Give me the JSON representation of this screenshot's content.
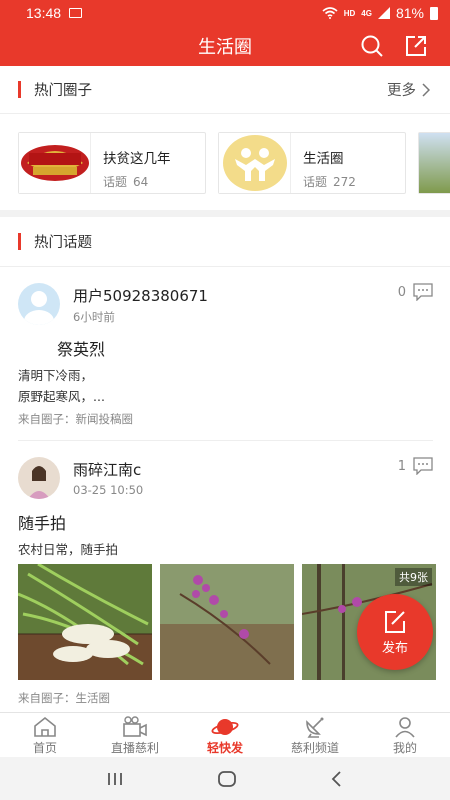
{
  "status": {
    "time": "13:48",
    "network": "HD",
    "signal": "4G",
    "battery": "81%"
  },
  "header": {
    "title": "生活圈"
  },
  "hot_circles": {
    "title": "热门圈子",
    "more": "更多",
    "items": [
      {
        "name": "扶贫这几年",
        "count_label": "话题",
        "count": "64"
      },
      {
        "name": "生活圈",
        "count_label": "话题",
        "count": "272"
      }
    ]
  },
  "hot_topics": {
    "title": "热门话题"
  },
  "posts": [
    {
      "user": "用户50928380671",
      "time": "6小时前",
      "comments": "0",
      "title": "祭英烈",
      "body_line1": "清明下冷雨，",
      "body_line2": "原野起寒风，...",
      "from": "来自圈子：新闻投稿圈"
    },
    {
      "user": "雨碎江南c",
      "time": "03-25 10:50",
      "comments": "1",
      "title": "随手拍",
      "body": "农村日常，随手拍",
      "image_count": "共9张",
      "from": "来自圈子：生活圈"
    }
  ],
  "fab": {
    "label": "发布"
  },
  "nav": [
    {
      "label": "首页",
      "icon": "home-icon"
    },
    {
      "label": "直播慈利",
      "icon": "live-camera-icon"
    },
    {
      "label": "轻快发",
      "icon": "planet-icon"
    },
    {
      "label": "慈利频道",
      "icon": "satellite-dish-icon"
    },
    {
      "label": "我的",
      "icon": "user-icon"
    }
  ]
}
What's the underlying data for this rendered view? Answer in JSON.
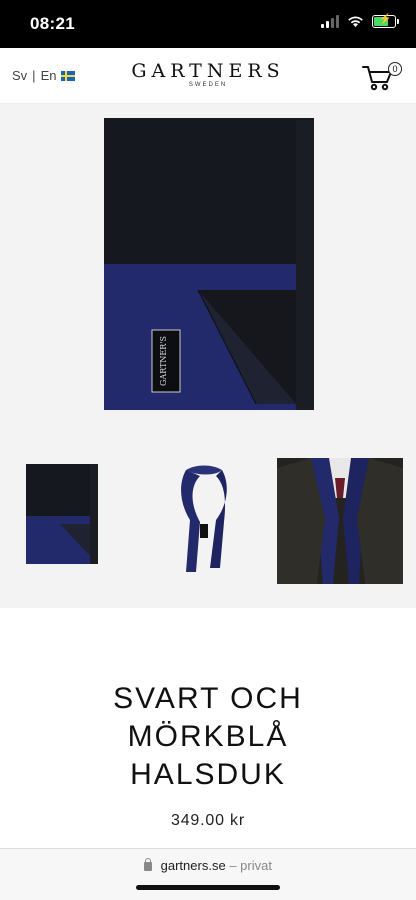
{
  "status_bar": {
    "time": "08:21"
  },
  "header": {
    "lang_sv": "Sv",
    "lang_divider": "|",
    "lang_en": "En",
    "logo": "GARTNERS",
    "logo_sub": "SWEDEN",
    "cart_count": "0"
  },
  "gallery": {
    "main_label": "GARTNER'S",
    "colors": {
      "navy": "#232a6b",
      "black": "#161820",
      "background": "#f3f3f3"
    }
  },
  "product": {
    "title_lines": [
      "SVART OCH",
      "MÖRKBLÅ",
      "HALSDUK"
    ],
    "price": "349.00 kr"
  },
  "browser": {
    "domain": "gartners.se",
    "separator": "–",
    "mode": "privat"
  }
}
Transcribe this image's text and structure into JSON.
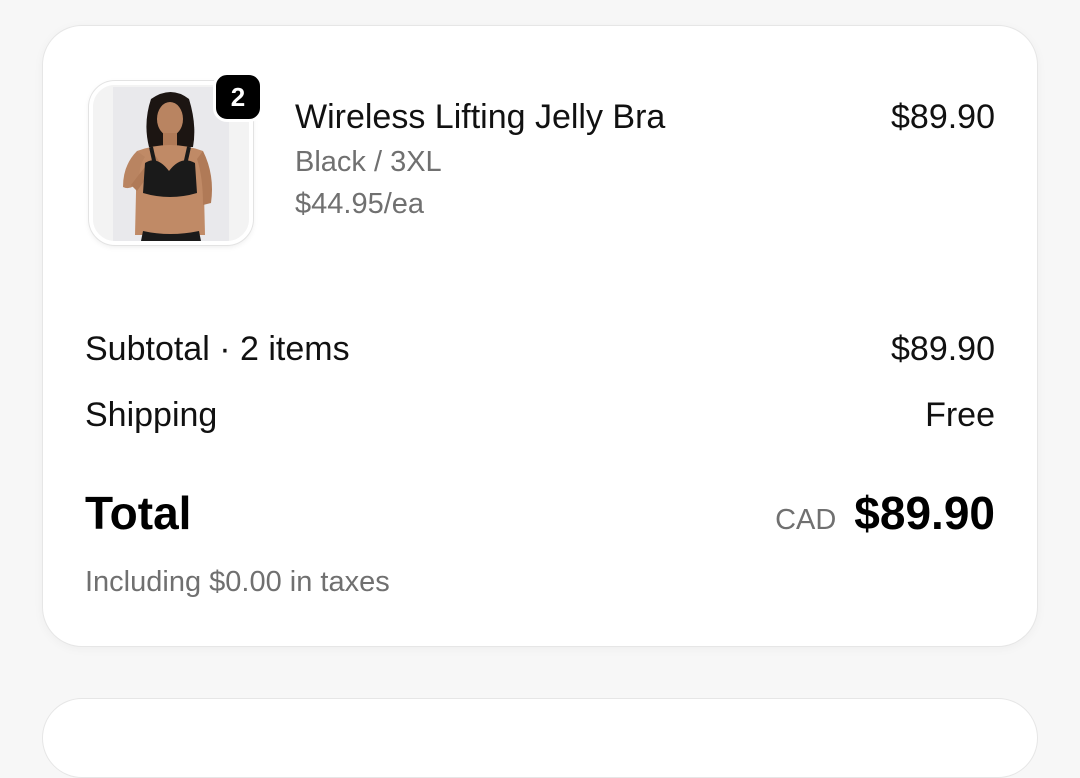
{
  "line_item": {
    "title": "Wireless Lifting Jelly Bra",
    "variant": "Black / 3XL",
    "unit_price": "$44.95/ea",
    "line_price": "$89.90",
    "quantity": "2"
  },
  "summary": {
    "subtotal_label": "Subtotal · 2 items",
    "subtotal_value": "$89.90",
    "shipping_label": "Shipping",
    "shipping_value": "Free",
    "total_label": "Total",
    "currency": "CAD",
    "total_value": "$89.90",
    "tax_note": "Including $0.00 in taxes"
  },
  "colors": {
    "background": "#f7f7f7",
    "card": "#ffffff",
    "primary_text": "#111111",
    "secondary_text": "#707070",
    "badge": "#000000"
  }
}
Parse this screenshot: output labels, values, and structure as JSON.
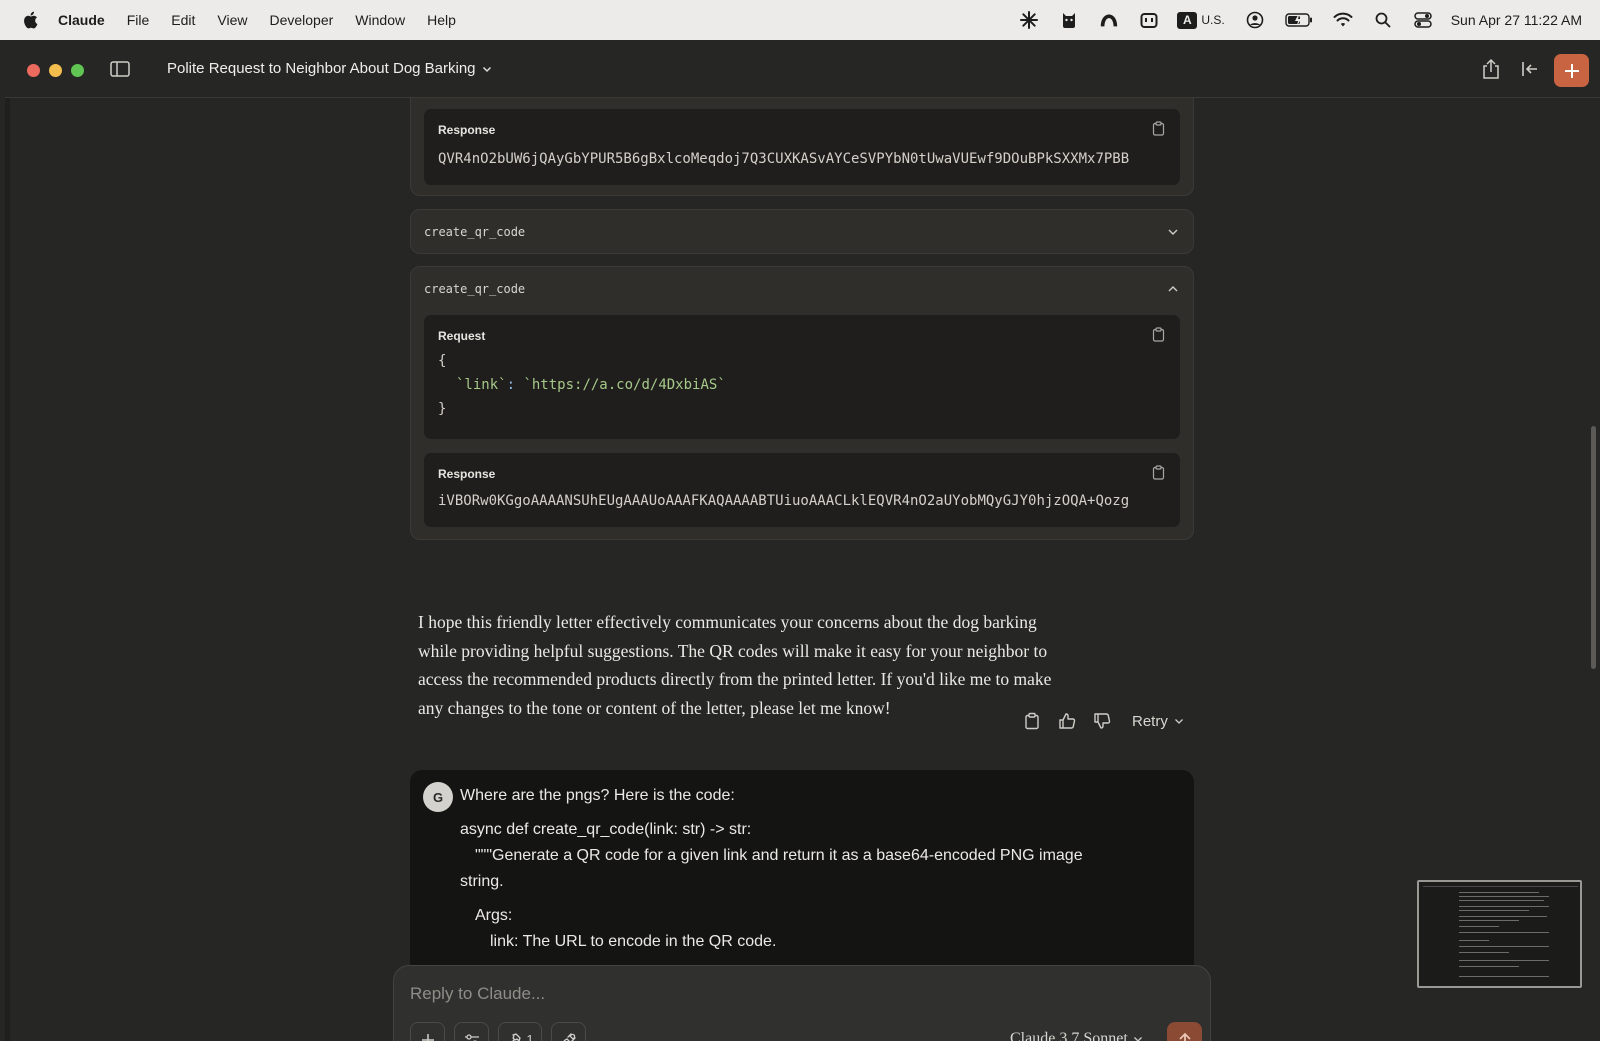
{
  "menubar": {
    "app": "Claude",
    "items": [
      "File",
      "Edit",
      "View",
      "Developer",
      "Window",
      "Help"
    ],
    "input_source_letter": "A",
    "input_source": "U.S.",
    "clock": "Sun Apr 27  11:22 AM"
  },
  "window": {
    "title": "Polite Request to Neighbor About Dog Barking"
  },
  "tools": {
    "first_response_label": "Response",
    "first_response_value": "QVR4nO2bUW6jQAyGbYPUR5B6gBxlcoMeqdoj7Q3CUXKASvAYCeSVPYbN0tUwaVUEwf9DOuBPkSXXMx7PBB",
    "collapsed_call_name": "create_qr_code",
    "expanded_call_name": "create_qr_code",
    "request_label": "Request",
    "request_open": "{",
    "request_key": "`link`",
    "request_colon": ":",
    "request_value": "`https://a.co/d/4DxbiAS`",
    "request_close": "}",
    "response_label": "Response",
    "response_value": "iVBORw0KGgoAAAANSUhEUgAAAUoAAAFKAQAAAABTUiuoAAACLklEQVR4nO2aUYobMQyGJY0hjzOQA+Qozg"
  },
  "assistant": {
    "lines": [
      "I hope this friendly letter effectively communicates your concerns about the dog barking",
      "while providing helpful suggestions. The QR codes will make it easy for your neighbor to",
      "access the recommended products directly from the printed letter. If you'd like me to make",
      "any changes to the tone or content of the letter, please let me know!"
    ],
    "retry_label": "Retry"
  },
  "user": {
    "avatar_initial": "G",
    "lines": [
      "Where are the pngs? Here is the code:",
      "async def create_qr_code(link: str) -> str:",
      "\"\"\"Generate a QR code for a given link and return it as a base64-encoded PNG image",
      "string.",
      "Args:",
      "link: The URL to encode in the QR code."
    ]
  },
  "composer": {
    "placeholder": "Reply to Claude...",
    "tools_count": "1",
    "model": "Claude 3.7 Sonnet"
  },
  "colors": {
    "accent": "#c96442",
    "background": "#262624",
    "user_bubble": "#141413"
  }
}
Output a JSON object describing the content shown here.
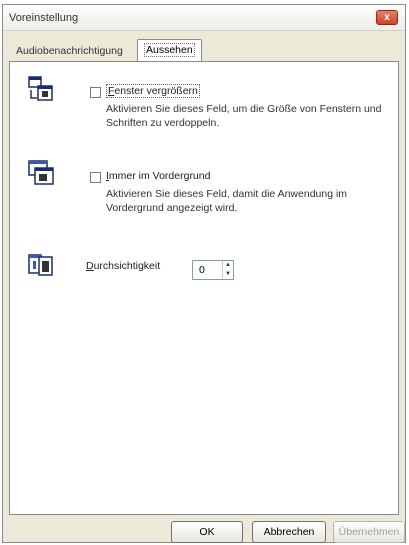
{
  "window": {
    "title": "Voreinstellung",
    "close_label": "x"
  },
  "tabs": [
    {
      "label": "Audiobenachrichtigung"
    },
    {
      "label": "Aussehen"
    }
  ],
  "options": [
    {
      "label_first": "F",
      "label_rest": "enster vergrößern",
      "checked": false,
      "description": "Aktivieren Sie dieses Feld, um die Größe von Fenstern und Schriften zu verdoppeln."
    },
    {
      "label_first": "I",
      "label_rest": "mmer im Vordergrund",
      "checked": false,
      "description": "Aktivieren Sie dieses Feld, damit die Anwendung im Vordergrund angezeigt wird."
    }
  ],
  "transparency": {
    "label_first": "D",
    "label_rest": "urchsichtigkeit",
    "value": "0"
  },
  "buttons": {
    "ok": "OK",
    "cancel": "Abbrechen",
    "apply": "Übernehmen"
  }
}
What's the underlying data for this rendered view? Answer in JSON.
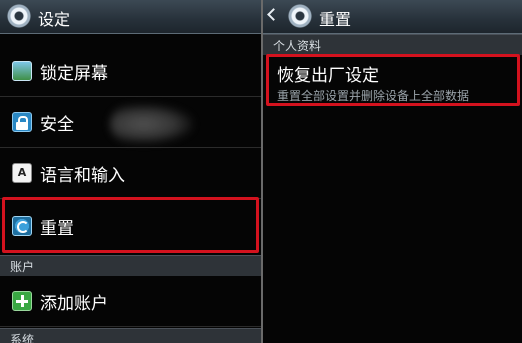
{
  "left": {
    "title": "设定",
    "items": [
      {
        "label": "锁定屏幕",
        "icon": "screen-lock-icon"
      },
      {
        "label": "安全",
        "icon": "lock-icon"
      },
      {
        "label": "语言和输入",
        "icon": "language-icon"
      },
      {
        "label": "重置",
        "icon": "reset-icon"
      }
    ],
    "section_accounts": "账户",
    "add_account": {
      "label": "添加账户",
      "icon": "add-icon"
    },
    "section_system": "系统"
  },
  "right": {
    "title": "重置",
    "section": "个人资料",
    "factory_reset": {
      "label": "恢复出厂设定",
      "description": "重置全部设置并删除设备上全部数据"
    }
  },
  "colors": {
    "highlight": "#d4121e",
    "titlebar": "#27313a",
    "section_header": "#2e3338"
  }
}
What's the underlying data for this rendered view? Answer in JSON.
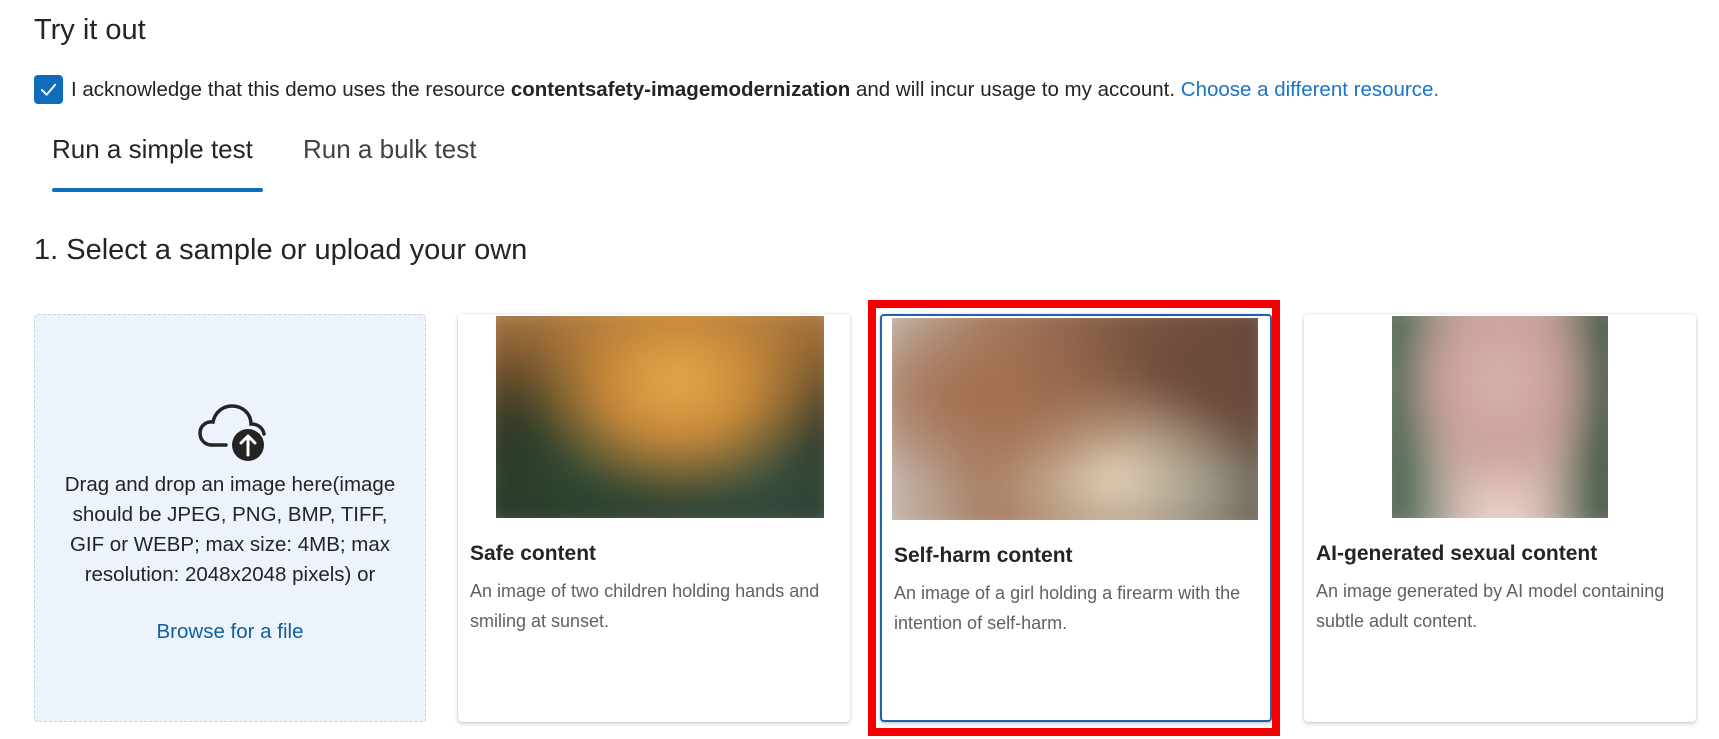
{
  "header": {
    "title": "Try it out"
  },
  "acknowledgement": {
    "checked": true,
    "text_before": "I acknowledge that this demo uses the resource ",
    "resource_name": "contentsafety-imagemodernization",
    "text_after": " and will incur usage to my account. ",
    "link_label": "Choose a different resource."
  },
  "tabs": [
    {
      "label": "Run a simple test",
      "selected": true
    },
    {
      "label": "Run a bulk test",
      "selected": false
    }
  ],
  "section": {
    "heading": "1. Select a sample or upload your own"
  },
  "upload": {
    "icon": "cloud-upload-icon",
    "text": "Drag and drop an image here(image should be JPEG, PNG, BMP, TIFF, GIF or WEBP; max size: 4MB; max resolution: 2048x2048 pixels) or",
    "link_label": "Browse for a file"
  },
  "samples": [
    {
      "title": "Safe content",
      "description": "An image of two children holding hands and smiling at sunset.",
      "selected": false
    },
    {
      "title": "Self-harm content",
      "description": "An image of a girl holding a firearm with the intention of self-harm.",
      "selected": true
    },
    {
      "title": "AI-generated sexual content",
      "description": "An image generated by AI model containing subtle adult content.",
      "selected": false
    }
  ],
  "colors": {
    "accent": "#0f6cbd",
    "link": "#1a75c8",
    "highlight": "#f50000",
    "upload_bg": "#edf3fb"
  }
}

What you have to do → Pull out every line of the records above that contains the word "screenshot".

Solution to this problem →
Give me the JSON representation of this screenshot's content.
Parse this screenshot: output labels, values, and structure as JSON.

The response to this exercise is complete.